[Opening Available data section]
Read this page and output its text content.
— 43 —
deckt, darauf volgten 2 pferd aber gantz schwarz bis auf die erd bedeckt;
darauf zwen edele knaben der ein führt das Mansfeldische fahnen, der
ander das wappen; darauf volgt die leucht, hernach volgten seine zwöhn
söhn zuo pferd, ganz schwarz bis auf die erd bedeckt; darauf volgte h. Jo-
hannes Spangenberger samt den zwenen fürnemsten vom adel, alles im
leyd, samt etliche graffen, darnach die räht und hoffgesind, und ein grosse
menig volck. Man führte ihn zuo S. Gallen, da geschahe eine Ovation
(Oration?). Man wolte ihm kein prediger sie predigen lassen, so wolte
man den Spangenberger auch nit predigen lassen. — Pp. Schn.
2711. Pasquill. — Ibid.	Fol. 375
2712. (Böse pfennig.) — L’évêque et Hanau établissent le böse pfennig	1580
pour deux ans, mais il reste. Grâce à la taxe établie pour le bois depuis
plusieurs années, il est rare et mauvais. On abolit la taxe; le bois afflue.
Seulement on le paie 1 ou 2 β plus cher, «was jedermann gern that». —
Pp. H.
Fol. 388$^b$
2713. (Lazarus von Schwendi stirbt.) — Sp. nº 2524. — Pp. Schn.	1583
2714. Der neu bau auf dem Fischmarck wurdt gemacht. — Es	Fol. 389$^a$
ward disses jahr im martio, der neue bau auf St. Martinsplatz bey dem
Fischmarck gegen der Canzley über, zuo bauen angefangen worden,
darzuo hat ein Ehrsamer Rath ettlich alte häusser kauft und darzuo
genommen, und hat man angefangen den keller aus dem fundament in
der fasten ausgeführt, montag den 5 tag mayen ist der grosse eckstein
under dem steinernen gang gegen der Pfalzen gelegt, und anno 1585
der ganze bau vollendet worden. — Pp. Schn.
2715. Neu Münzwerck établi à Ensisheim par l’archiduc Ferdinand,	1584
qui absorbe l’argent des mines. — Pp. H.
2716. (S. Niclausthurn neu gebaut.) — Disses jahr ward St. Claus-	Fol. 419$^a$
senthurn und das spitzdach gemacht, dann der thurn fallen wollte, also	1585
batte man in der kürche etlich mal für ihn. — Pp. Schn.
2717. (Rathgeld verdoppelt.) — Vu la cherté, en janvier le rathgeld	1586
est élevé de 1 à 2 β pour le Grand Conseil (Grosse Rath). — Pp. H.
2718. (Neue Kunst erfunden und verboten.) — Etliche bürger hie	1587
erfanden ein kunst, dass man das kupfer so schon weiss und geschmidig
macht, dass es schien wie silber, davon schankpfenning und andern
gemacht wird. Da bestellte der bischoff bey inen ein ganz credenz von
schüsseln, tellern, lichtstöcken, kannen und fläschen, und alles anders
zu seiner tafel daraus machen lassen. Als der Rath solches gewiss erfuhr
[Closing Available data section]
● What the exercise asks
The response should be an exact copy of all the records above.

● Solution to this task
Read this page and output its text content.
— 43 —
deckt, darauf volgten 2 pferd aber gantz schwarz bis auf die erd bedeckt;
darauf zwen edele knaben der ein führt das Mansfeldische fahnen, der
ander das wappen; darauf volgt die leucht, hernach volgten seine zwöhn
söhn zuo pferd, ganz schwarz bis auf die erd bedeckt; darauf volgte h. Jo-
hannes Spangenberger samt den zwenen fürnemsten vom adel, alles im
leyd, samt etliche graffen, darnach die räht und hoffgesind, und ein grosse
menig volck. Man führte ihn zuo S. Gallen, da geschahe eine Ovation
(Oration?). Man wolte ihm kein prediger sie predigen lassen, so wolte
man den Spangenberger auch nit predigen lassen. — Pp. Schn.
2711. Pasquill. — Ibid.	Fol. 375
2712. (Böse pfennig.) — L’évêque et Hanau établissent le böse pfennig	1580
pour deux ans, mais il reste. Grâce à la taxe établie pour le bois depuis
plusieurs années, il est rare et mauvais. On abolit la taxe; le bois afflue.
Seulement on le paie 1 ou 2 β plus cher, «was jedermann gern that». —
Pp. H.
Fol. 388$^b$
2713. (Lazarus von Schwendi stirbt.) — Sp. nº 2524. — Pp. Schn.	1583
2714. Der neu bau auf dem Fischmarck wurdt gemacht. — Es	Fol. 389$^a$
ward disses jahr im martio, der neue bau auf St. Martinsplatz bey dem
Fischmarck gegen der Canzley über, zuo bauen angefangen worden,
darzuo hat ein Ehrsamer Rath ettlich alte häusser kauft und darzuo
genommen, und hat man angefangen den keller aus dem fundament in
der fasten ausgeführt, montag den 5 tag mayen ist der grosse eckstein
under dem steinernen gang gegen der Pfalzen gelegt, und anno 1585
der ganze bau vollendet worden. — Pp. Schn.
2715. Neu Münzwerck établi à Ensisheim par l’archiduc Ferdinand,	1584
qui absorbe l’argent des mines. — Pp. H.
2716. (S. Niclausthurn neu gebaut.) — Disses jahr ward St. Claus-	Fol. 419$^a$
senthurn und das spitzdach gemacht, dann der thurn fallen wollte, also	1585
batte man in der kürche etlich mal für ihn. — Pp. Schn.
2717. (Rathgeld verdoppelt.) — Vu la cherté, en janvier le rathgeld	1586
est élevé de 1 à 2 β pour le Grand Conseil (Grosse Rath). — Pp. H.
2718. (Neue Kunst erfunden und verboten.) — Etliche bürger hie	1587
erfanden ein kunst, dass man das kupfer so schon weiss und geschmidig
macht, dass es schien wie silber, davon schankpfenning und andern
gemacht wird. Da bestellte der bischoff bey inen ein ganz credenz von
schüsseln, tellern, lichtstöcken, kannen und fläschen, und alles anders
zu seiner tafel daraus machen lassen. Als der Rath solches gewiss erfuhr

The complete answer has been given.